* BEGIN Record set *
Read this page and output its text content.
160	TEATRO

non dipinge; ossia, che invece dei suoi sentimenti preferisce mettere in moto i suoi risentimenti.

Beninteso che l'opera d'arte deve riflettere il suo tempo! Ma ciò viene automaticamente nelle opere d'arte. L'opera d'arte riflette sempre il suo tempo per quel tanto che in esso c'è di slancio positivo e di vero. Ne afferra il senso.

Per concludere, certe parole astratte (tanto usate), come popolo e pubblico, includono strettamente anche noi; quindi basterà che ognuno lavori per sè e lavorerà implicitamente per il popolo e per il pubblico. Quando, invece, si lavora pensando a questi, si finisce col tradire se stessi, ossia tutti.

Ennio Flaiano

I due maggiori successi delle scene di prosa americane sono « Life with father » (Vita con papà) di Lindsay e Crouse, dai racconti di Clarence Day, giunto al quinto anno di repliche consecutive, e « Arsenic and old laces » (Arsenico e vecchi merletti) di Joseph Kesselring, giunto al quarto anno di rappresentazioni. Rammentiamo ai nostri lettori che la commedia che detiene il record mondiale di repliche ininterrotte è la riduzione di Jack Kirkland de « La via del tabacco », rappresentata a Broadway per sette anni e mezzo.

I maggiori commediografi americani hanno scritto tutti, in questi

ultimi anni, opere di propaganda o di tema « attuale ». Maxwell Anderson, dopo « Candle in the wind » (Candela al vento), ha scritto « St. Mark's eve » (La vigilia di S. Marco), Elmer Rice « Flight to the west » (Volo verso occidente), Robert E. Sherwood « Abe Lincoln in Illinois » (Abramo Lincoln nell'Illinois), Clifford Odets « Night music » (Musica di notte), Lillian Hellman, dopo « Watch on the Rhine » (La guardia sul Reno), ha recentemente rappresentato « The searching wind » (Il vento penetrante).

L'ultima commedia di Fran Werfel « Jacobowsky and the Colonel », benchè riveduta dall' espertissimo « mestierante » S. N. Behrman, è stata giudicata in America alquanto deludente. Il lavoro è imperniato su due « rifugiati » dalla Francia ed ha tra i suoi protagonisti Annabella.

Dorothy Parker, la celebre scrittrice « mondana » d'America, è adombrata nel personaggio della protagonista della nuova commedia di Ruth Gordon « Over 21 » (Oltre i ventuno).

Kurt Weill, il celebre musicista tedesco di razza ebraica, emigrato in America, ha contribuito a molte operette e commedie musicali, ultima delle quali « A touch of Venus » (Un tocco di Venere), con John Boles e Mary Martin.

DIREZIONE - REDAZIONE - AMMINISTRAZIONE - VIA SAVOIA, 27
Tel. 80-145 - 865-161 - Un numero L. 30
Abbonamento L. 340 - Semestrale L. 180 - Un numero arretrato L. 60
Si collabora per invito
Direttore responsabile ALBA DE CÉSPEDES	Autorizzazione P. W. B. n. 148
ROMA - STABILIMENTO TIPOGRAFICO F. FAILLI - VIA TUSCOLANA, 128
* END Record set *
* BEGIN Record set *
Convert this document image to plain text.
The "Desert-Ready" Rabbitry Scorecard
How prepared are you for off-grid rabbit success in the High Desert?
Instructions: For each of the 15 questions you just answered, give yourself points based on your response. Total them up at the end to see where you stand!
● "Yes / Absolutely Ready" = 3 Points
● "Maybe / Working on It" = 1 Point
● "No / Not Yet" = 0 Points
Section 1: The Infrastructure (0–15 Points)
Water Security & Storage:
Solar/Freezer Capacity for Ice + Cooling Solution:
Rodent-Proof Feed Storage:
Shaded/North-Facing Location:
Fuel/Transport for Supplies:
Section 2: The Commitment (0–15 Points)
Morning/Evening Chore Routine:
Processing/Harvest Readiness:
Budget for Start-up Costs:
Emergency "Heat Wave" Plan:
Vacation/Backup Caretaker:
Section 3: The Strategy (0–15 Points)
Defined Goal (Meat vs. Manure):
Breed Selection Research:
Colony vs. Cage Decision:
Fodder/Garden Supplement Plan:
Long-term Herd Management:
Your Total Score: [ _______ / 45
* END Record set *
* BEGIN Record set *
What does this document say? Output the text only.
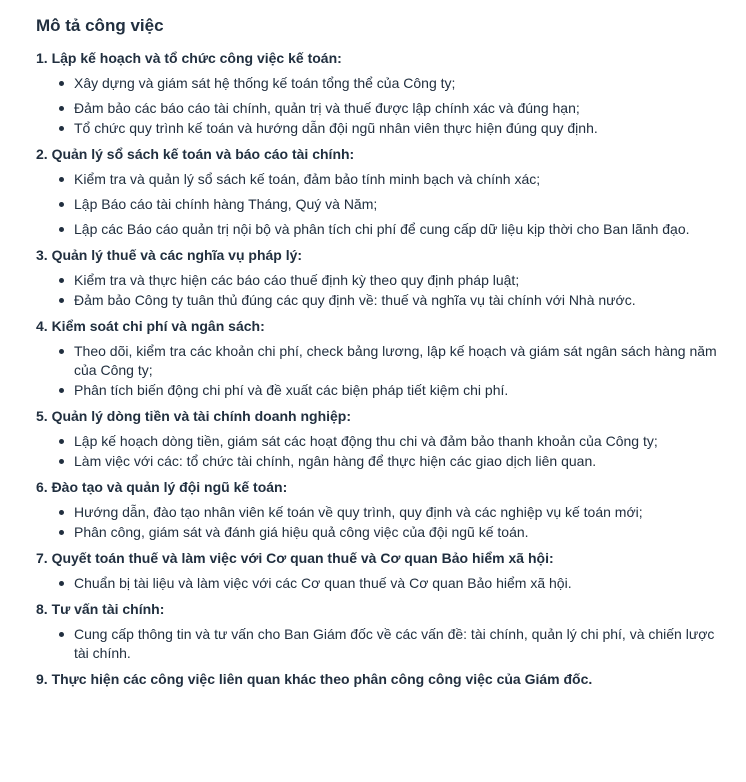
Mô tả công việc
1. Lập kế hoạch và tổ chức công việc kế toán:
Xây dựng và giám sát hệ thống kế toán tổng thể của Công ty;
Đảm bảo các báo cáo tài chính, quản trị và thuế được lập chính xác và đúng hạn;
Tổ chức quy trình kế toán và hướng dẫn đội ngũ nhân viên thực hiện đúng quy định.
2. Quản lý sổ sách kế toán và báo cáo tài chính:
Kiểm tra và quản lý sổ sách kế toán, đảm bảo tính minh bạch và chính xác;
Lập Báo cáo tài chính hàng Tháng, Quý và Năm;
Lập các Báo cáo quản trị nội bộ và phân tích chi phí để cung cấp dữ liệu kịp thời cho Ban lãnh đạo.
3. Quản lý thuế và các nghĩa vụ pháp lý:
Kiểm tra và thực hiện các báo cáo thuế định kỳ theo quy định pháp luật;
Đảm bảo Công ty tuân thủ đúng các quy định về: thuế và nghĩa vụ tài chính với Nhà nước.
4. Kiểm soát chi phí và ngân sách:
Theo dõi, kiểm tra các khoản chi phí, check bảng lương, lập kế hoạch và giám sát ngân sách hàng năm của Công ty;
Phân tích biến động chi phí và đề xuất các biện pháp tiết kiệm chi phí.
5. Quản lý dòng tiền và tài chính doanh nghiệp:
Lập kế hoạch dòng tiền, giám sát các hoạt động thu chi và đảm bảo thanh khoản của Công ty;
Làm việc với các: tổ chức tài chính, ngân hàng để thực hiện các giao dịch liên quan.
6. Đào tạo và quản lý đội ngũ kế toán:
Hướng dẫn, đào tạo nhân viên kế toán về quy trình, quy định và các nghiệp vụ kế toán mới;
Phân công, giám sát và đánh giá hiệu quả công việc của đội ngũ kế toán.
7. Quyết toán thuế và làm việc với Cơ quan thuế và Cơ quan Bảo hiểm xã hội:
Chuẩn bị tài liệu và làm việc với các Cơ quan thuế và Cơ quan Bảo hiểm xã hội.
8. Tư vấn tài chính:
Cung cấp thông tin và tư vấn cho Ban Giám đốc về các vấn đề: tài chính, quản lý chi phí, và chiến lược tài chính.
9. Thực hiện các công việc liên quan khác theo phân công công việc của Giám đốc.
* END Record set *
Your objective.
Check every line of the listing for the string "đúng" and report how many lines have it, as a number alone.

Finished answer.
3